EXERCISE BRIEF ▸
Pull out each line of the data that includes the word "CHEMICAL".

------------------------------------------------------------

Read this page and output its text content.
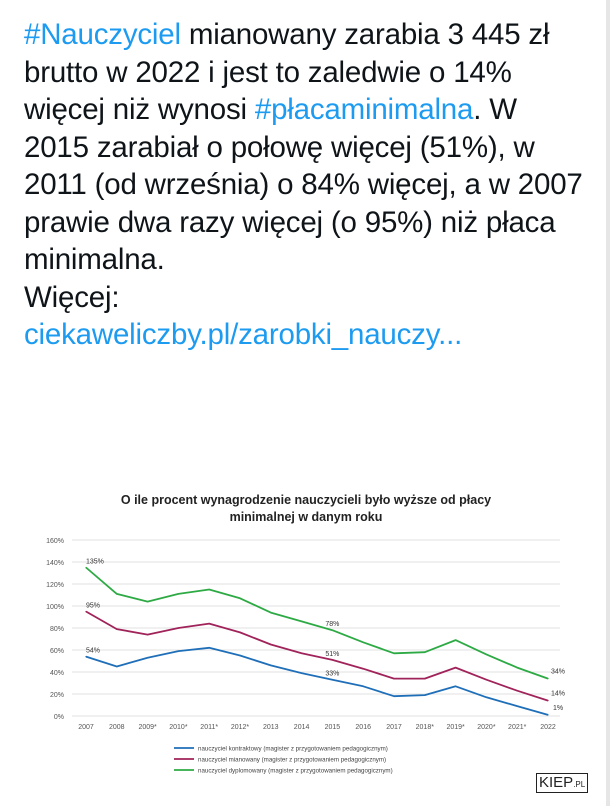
#Nauczyciel mianowany zarabia 3 445 zł brutto w 2022 i jest to zaledwie o 14% więcej niż wynosi #płacaminimalna. W 2015 zarabiał o połowę więcej (51%), w 2011 (od września) o 84% więcej, a w 2007 prawie dwa razy więcej (o 95%) niż płaca minimalna.
Więcej:
ciekaweliczby.pl/zarobki_nauczy...
O ile procent wynagrodzenie nauczycieli było wyższe od płacy
minimalnej w danym roku
0%
20%
40%
60%
80%
100%
120%
140%
160%
2007 2008 2009* 2010* 2011* 2012* 2013 2014 2015 2016 2017 2018* 2019* 2020* 2021* 2022
54%
33%
1%
95%
51%
14%
135%
78%
34%
nauczyciel kontraktowy (magister z przygotowaniem pedagogicznym)
nauczyciel mianowany (magister z przygotowaniem pedagogicznym)
nauczyciel dyplomowany (magister z przygotowaniem pedagogicznym)
KIEP.PL
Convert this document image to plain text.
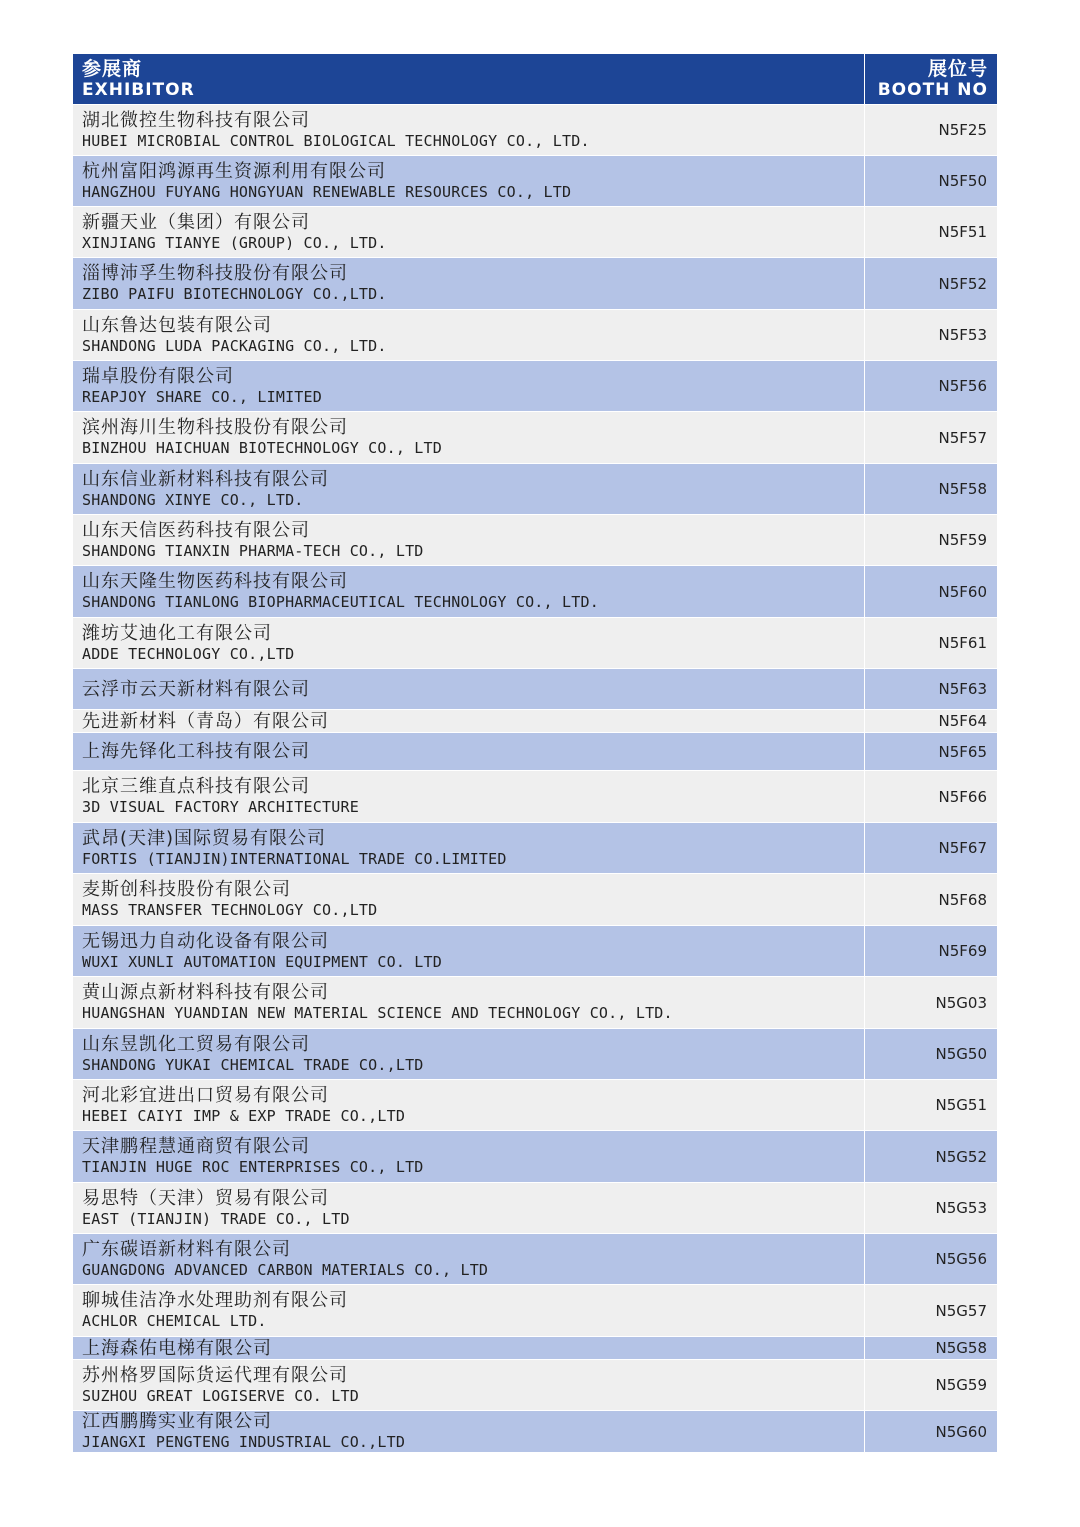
参展商
EXHIBITOR	展位号
BOOTH NO

湖北微控生物科技有限公司
HUBEI MICROBIAL CONTROL BIOLOGICAL TECHNOLOGY CO., LTD.	N5F25

杭州富阳鸿源再生资源利用有限公司
HANGZHOU FUYANG HONGYUAN RENEWABLE RESOURCES CO., LTD	N5F50

新疆天业（集团）有限公司
XINJIANG TIANYE (GROUP) CO., LTD.	N5F51

淄博沛孚生物科技股份有限公司
ZIBO PAIFU BIOTECHNOLOGY CO.,LTD.	N5F52

山东鲁达包装有限公司
SHANDONG LUDA PACKAGING CO., LTD.	N5F53

瑞卓股份有限公司
REAPJOY SHARE CO., LIMITED	N5F56

滨州海川生物科技股份有限公司
BINZHOU HAICHUAN BIOTECHNOLOGY CO., LTD	N5F57

山东信业新材料科技有限公司
SHANDONG XINYE CO., LTD.	N5F58

山东天信医药科技有限公司
SHANDONG TIANXIN PHARMA-TECH CO., LTD	N5F59

山东天隆生物医药科技有限公司
SHANDONG TIANLONG BIOPHARMACEUTICAL TECHNOLOGY CO., LTD.	N5F60

潍坊艾迪化工有限公司
ADDE TECHNOLOGY CO.,LTD	N5F61

云浮市云天新材料有限公司	N5F63

先进新材料（青岛）有限公司	N5F64

上海先铎化工科技有限公司	N5F65

北京三维直点科技有限公司
3D VISUAL FACTORY ARCHITECTURE	N5F66

武昂(天津)国际贸易有限公司
FORTIS (TIANJIN)INTERNATIONAL TRADE CO.LIMITED	N5F67

麦斯创科技股份有限公司
MASS TRANSFER TECHNOLOGY CO.,LTD	N5F68

无锡迅力自动化设备有限公司
WUXI XUNLI AUTOMATION EQUIPMENT CO. LTD	N5F69

黄山源点新材料科技有限公司
HUANGSHAN YUANDIAN NEW MATERIAL SCIENCE AND TECHNOLOGY CO., LTD.	N5G03

山东昱凯化工贸易有限公司
SHANDONG YUKAI CHEMICAL TRADE CO.,LTD	N5G50

河北彩宜进出口贸易有限公司
HEBEI CAIYI IMP & EXP TRADE CO.,LTD	N5G51

天津鹏程慧通商贸有限公司
TIANJIN HUGE ROC ENTERPRISES CO., LTD	N5G52

易思特（天津）贸易有限公司
EAST (TIANJIN) TRADE CO., LTD	N5G53

广东碳语新材料有限公司
GUANGDONG ADVANCED CARBON MATERIALS CO., LTD	N5G56

聊城佳洁净水处理助剂有限公司
ACHLOR CHEMICAL LTD.	N5G57

上海森佑电梯有限公司	N5G58

苏州格罗国际货运代理有限公司
SUZHOU GREAT LOGISERVE CO. LTD	N5G59

江西鹏腾实业有限公司
JIANGXI PENGTENG INDUSTRIAL CO.,LTD	N5G60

------------------------------------------------------------

SOLUTION TO THIS EXERCISE ▸
SHANDONG YUKAI CHEMICAL TRADE CO.,LTD	N5G50
ACHLOR CHEMICAL LTD.	N5G57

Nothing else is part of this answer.